What is being asked: Quote all of the data that follows exactly as written, skipping the images.

Extracted information:
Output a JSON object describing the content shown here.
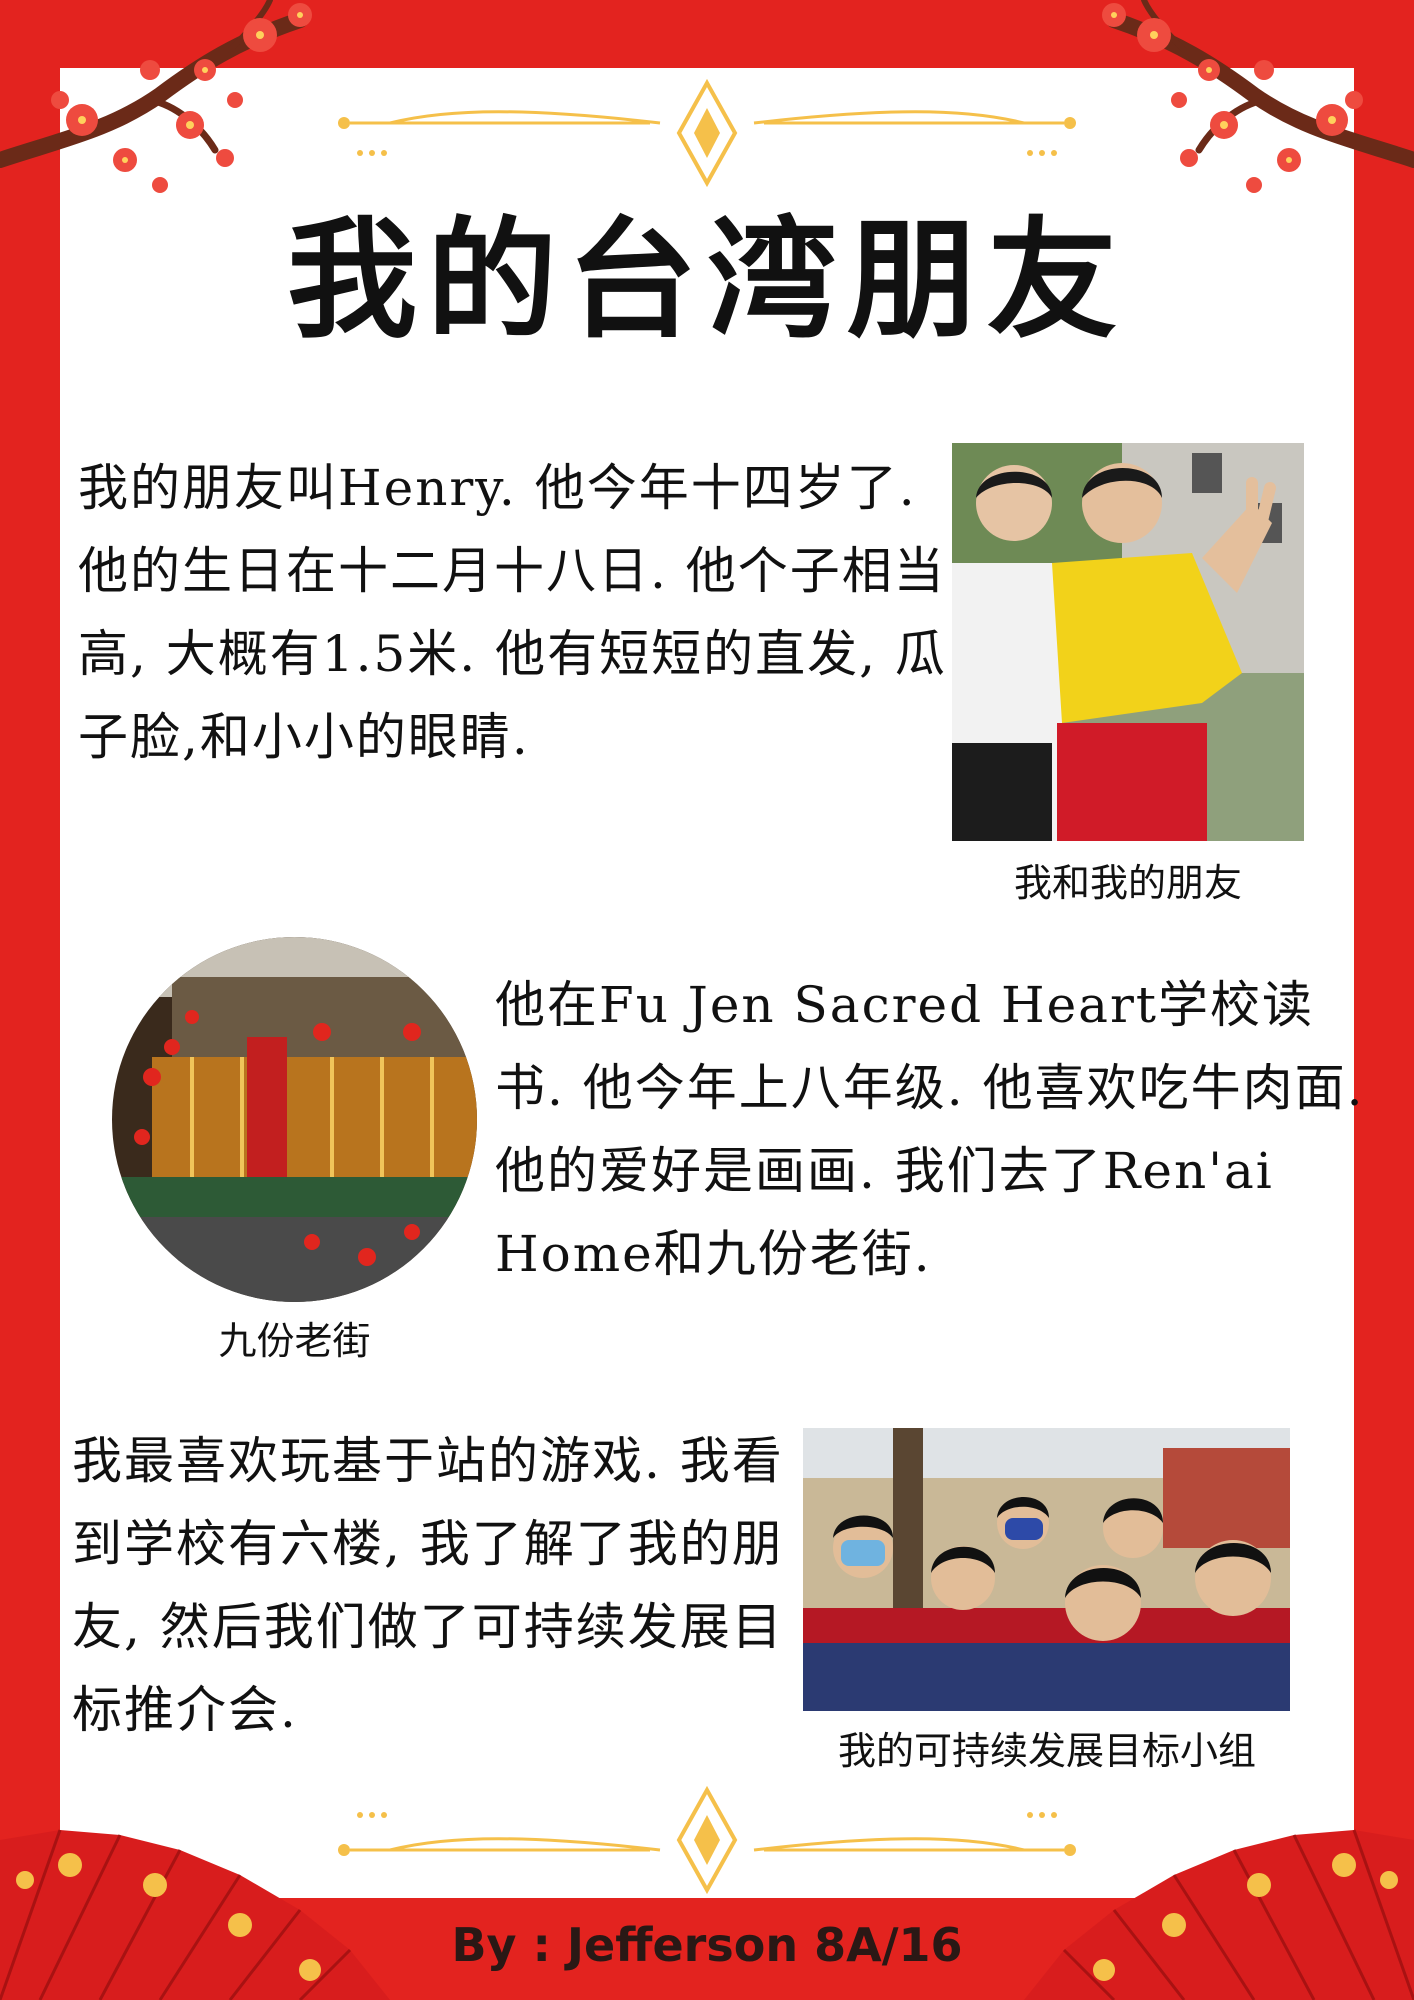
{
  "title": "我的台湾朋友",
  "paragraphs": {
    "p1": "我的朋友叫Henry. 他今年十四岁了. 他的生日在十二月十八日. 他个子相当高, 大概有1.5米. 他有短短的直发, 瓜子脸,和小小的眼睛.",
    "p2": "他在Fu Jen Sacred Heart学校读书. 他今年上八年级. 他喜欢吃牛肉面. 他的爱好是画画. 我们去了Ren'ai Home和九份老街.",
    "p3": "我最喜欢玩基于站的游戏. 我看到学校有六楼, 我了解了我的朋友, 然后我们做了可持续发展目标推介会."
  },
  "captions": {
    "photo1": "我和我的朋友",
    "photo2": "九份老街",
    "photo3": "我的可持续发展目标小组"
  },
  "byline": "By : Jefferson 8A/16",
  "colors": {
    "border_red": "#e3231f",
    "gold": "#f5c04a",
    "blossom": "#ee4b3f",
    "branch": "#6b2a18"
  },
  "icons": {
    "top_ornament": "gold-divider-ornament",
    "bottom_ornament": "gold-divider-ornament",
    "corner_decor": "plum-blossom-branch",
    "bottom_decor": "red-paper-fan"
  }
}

Task solution:
Output a JSON object describing the content shown here.
{
  "title": "我的台湾朋友",
  "paragraphs": {
    "p1": "我的朋友叫Henry. 他今年十四岁了. 他的生日在十二月十八日. 他个子相当高, 大概有1.5米. 他有短短的直发, 瓜子脸,和小小的眼睛.",
    "p2": "他在Fu Jen Sacred Heart学校读书. 他今年上八年级. 他喜欢吃牛肉面. 他的爱好是画画. 我们去了Ren'ai Home和九份老街.",
    "p3": "我最喜欢玩基于站的游戏. 我看到学校有六楼, 我了解了我的朋友, 然后我们做了可持续发展目标推介会."
  },
  "captions": {
    "photo1": "我和我的朋友",
    "photo2": "九份老街",
    "photo3": "我的可持续发展目标小组"
  },
  "byline": "By : Jefferson 8A/16",
  "colors": {
    "border_red": "#e3231f",
    "gold": "#f5c04a",
    "blossom": "#ee4b3f",
    "branch": "#6b2a18"
  },
  "icons": {
    "top_ornament": "gold-divider-ornament",
    "bottom_ornament": "gold-divider-ornament",
    "corner_decor": "plum-blossom-branch",
    "bottom_decor": "red-paper-fan"
  }
}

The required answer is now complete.